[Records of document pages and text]

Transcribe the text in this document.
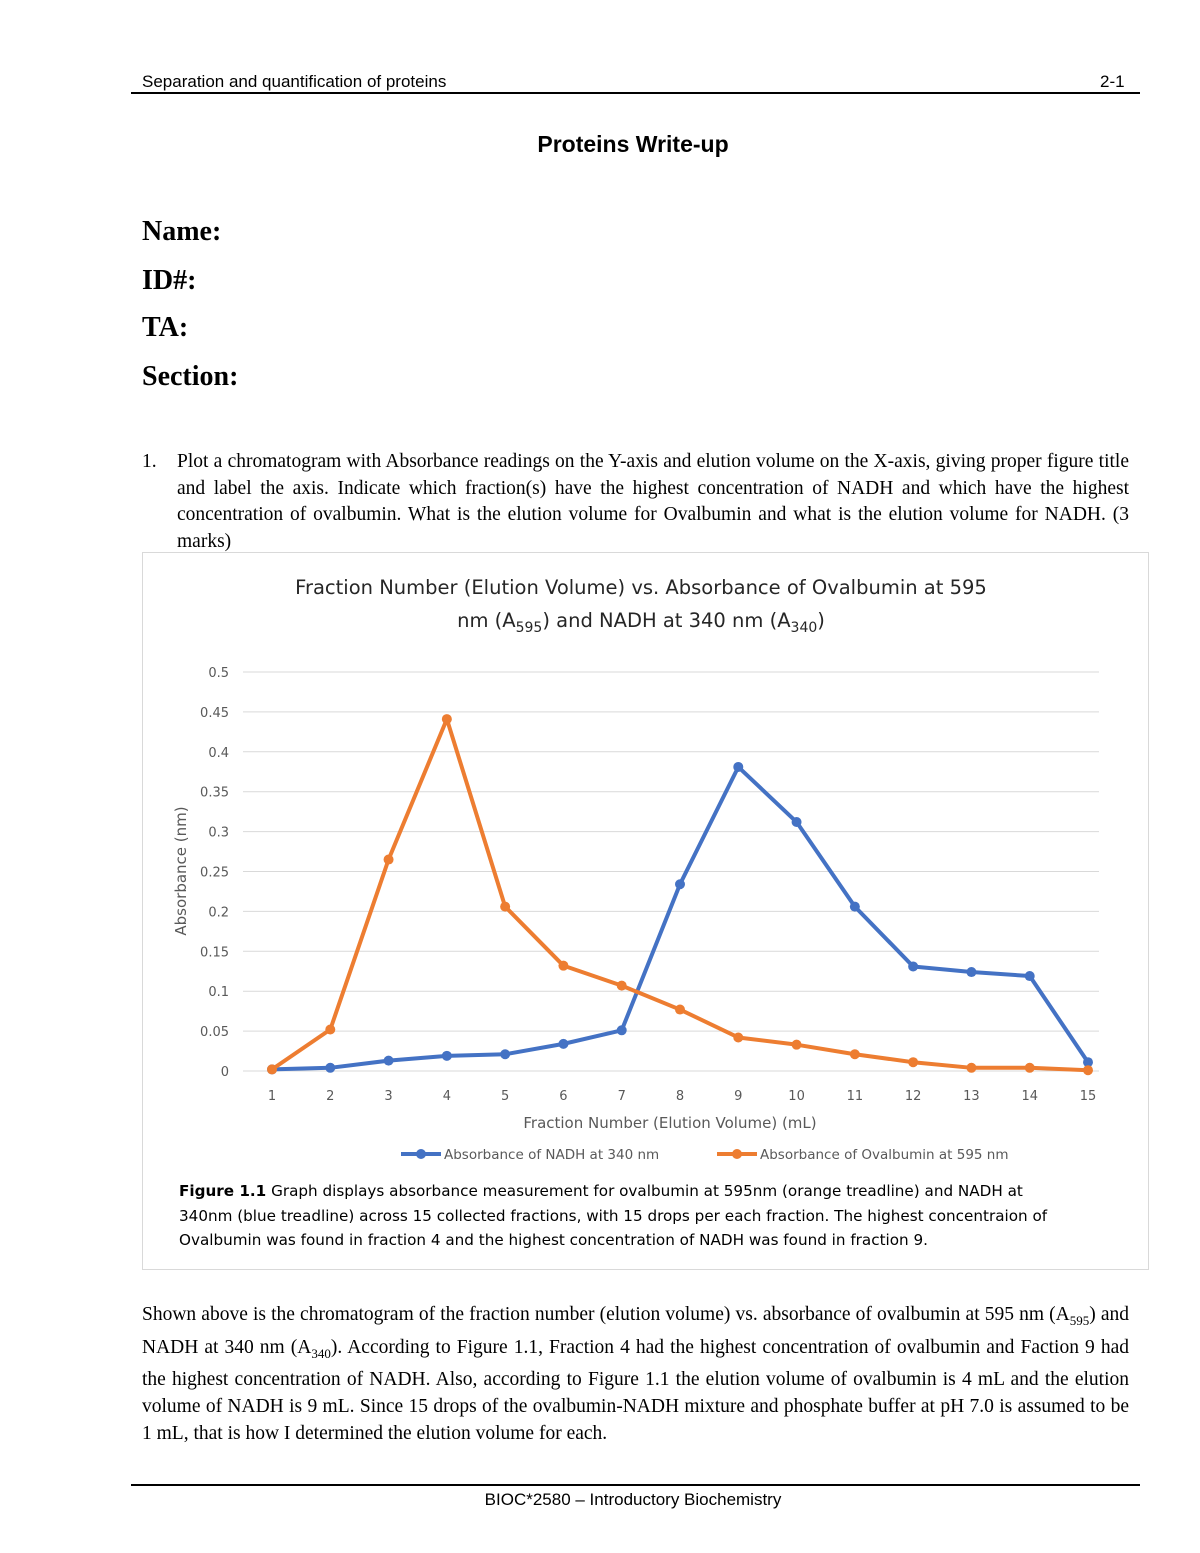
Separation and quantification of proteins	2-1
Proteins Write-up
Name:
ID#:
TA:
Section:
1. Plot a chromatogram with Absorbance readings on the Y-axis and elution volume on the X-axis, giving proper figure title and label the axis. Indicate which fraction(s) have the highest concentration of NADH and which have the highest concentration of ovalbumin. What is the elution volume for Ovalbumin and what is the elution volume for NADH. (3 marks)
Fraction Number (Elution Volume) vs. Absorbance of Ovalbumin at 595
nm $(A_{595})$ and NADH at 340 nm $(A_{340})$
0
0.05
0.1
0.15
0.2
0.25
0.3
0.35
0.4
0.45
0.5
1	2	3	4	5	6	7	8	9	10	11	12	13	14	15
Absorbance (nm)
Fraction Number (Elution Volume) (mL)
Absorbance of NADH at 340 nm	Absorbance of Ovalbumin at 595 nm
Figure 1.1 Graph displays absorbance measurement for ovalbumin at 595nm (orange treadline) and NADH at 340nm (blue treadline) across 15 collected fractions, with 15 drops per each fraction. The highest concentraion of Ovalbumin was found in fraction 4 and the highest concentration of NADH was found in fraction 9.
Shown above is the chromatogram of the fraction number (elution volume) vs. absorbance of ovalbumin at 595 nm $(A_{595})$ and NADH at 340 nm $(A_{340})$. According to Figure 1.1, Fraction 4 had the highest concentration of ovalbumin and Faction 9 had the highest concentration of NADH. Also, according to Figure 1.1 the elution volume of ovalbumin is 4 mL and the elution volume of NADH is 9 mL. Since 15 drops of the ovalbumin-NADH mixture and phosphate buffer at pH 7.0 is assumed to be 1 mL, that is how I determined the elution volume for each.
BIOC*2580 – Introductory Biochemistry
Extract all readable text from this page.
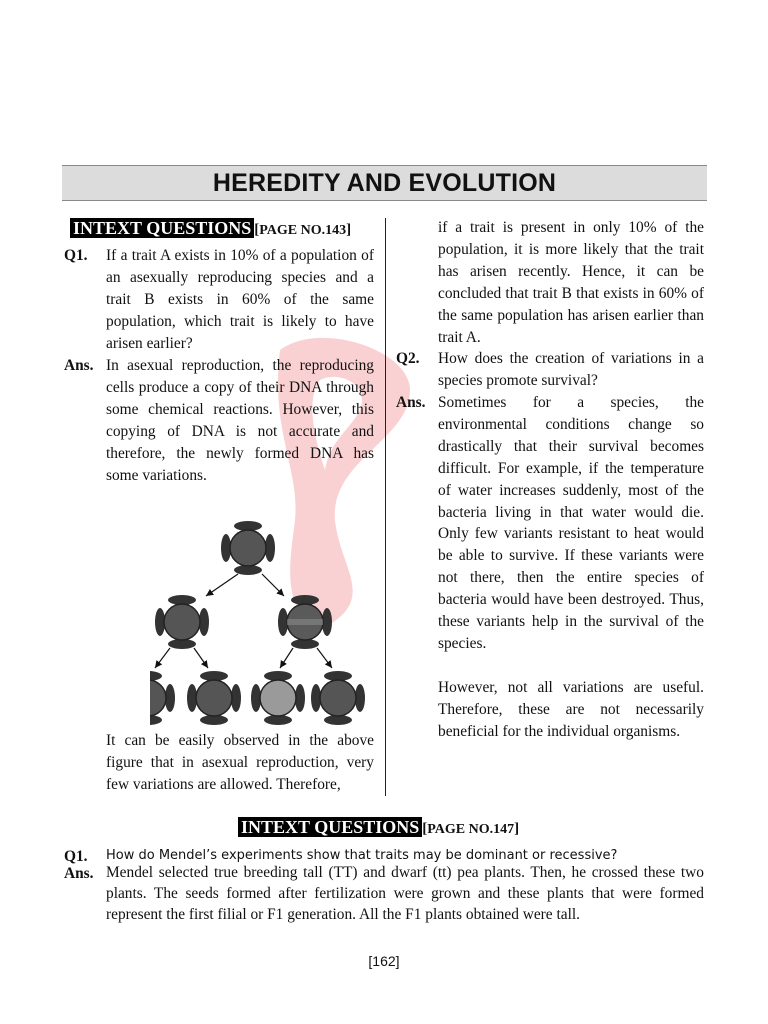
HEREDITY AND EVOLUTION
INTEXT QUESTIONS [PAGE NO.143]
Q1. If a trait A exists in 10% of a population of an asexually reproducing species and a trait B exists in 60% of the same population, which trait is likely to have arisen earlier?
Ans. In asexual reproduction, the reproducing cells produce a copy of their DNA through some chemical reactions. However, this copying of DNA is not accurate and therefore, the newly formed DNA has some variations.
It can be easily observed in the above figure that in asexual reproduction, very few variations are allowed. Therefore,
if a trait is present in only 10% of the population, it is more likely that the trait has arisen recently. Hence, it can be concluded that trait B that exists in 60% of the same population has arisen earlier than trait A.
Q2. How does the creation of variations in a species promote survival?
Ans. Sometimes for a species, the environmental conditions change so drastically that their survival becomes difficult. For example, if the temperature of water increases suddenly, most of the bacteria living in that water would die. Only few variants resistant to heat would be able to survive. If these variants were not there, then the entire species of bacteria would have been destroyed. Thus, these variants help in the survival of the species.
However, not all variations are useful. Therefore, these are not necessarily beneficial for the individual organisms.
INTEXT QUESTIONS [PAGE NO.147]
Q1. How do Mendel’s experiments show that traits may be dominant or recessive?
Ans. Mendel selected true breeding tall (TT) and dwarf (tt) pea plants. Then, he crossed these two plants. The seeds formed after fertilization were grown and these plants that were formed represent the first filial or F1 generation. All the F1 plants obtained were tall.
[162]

Exercise requirements: Output every entry above exactly as written, but omit the pictures.

Answer space:
Transcribe the text in this document.
Separation and quantification of proteins	2-1
Proteins Write-up
Name:
ID#:
TA:
Section:
1. Plot a chromatogram with Absorbance readings on the Y-axis and elution volume on the X-axis, giving proper figure title and label the axis. Indicate which fraction(s) have the highest concentration of NADH and which have the highest concentration of ovalbumin. What is the elution volume for Ovalbumin and what is the elution volume for NADH. (3 marks)
Fraction Number (Elution Volume) vs. Absorbance of Ovalbumin at 595
nm $(A_{595})$ and NADH at 340 nm $(A_{340})$
0
0.05
0.1
0.15
0.2
0.25
0.3
0.35
0.4
0.45
0.5
1	2	3	4	5	6	7	8	9	10	11	12	13	14	15
Absorbance (nm)
Fraction Number (Elution Volume) (mL)
Absorbance of NADH at 340 nm	Absorbance of Ovalbumin at 595 nm
Figure 1.1 Graph displays absorbance measurement for ovalbumin at 595nm (orange treadline) and NADH at 340nm (blue treadline) across 15 collected fractions, with 15 drops per each fraction. The highest concentraion of Ovalbumin was found in fraction 4 and the highest concentration of NADH was found in fraction 9.
Shown above is the chromatogram of the fraction number (elution volume) vs. absorbance of ovalbumin at 595 nm $(A_{595})$ and NADH at 340 nm $(A_{340})$. According to Figure 1.1, Fraction 4 had the highest concentration of ovalbumin and Faction 9 had the highest concentration of NADH. Also, according to Figure 1.1 the elution volume of ovalbumin is 4 mL and the elution volume of NADH is 9 mL. Since 15 drops of the ovalbumin-NADH mixture and phosphate buffer at pH 7.0 is assumed to be 1 mL, that is how I determined the elution volume for each.
BIOC*2580 – Introductory Biochemistry
Extract all readable text from this page.
HEREDITY AND EVOLUTION
INTEXT QUESTIONS [PAGE NO.143]
Q1. If a trait A exists in 10% of a population of an asexually reproducing species and a trait B exists in 60% of the same population, which trait is likely to have arisen earlier?
Ans. In asexual reproduction, the reproducing cells produce a copy of their DNA through some chemical reactions. However, this copying of DNA is not accurate and therefore, the newly formed DNA has some variations.
It can be easily observed in the above figure that in asexual reproduction, very few variations are allowed. Therefore,
if a trait is present in only 10% of the population, it is more likely that the trait has arisen recently. Hence, it can be concluded that trait B that exists in 60% of the same population has arisen earlier than trait A.
Q2. How does the creation of variations in a species promote survival?
Ans. Sometimes for a species, the environmental conditions change so drastically that their survival becomes difficult. For example, if the temperature of water increases suddenly, most of the bacteria living in that water would die. Only few variants resistant to heat would be able to survive. If these variants were not there, then the entire species of bacteria would have been destroyed. Thus, these variants help in the survival of the species.
However, not all variations are useful. Therefore, these are not necessarily beneficial for the individual organisms.
INTEXT QUESTIONS [PAGE NO.147]
Q1. How do Mendel’s experiments show that traits may be dominant or recessive?
Ans. Mendel selected true breeding tall (TT) and dwarf (tt) pea plants. Then, he crossed these two plants. The seeds formed after fertilization were grown and these plants that were formed represent the first filial or F1 generation. All the F1 plants obtained were tall.
[162]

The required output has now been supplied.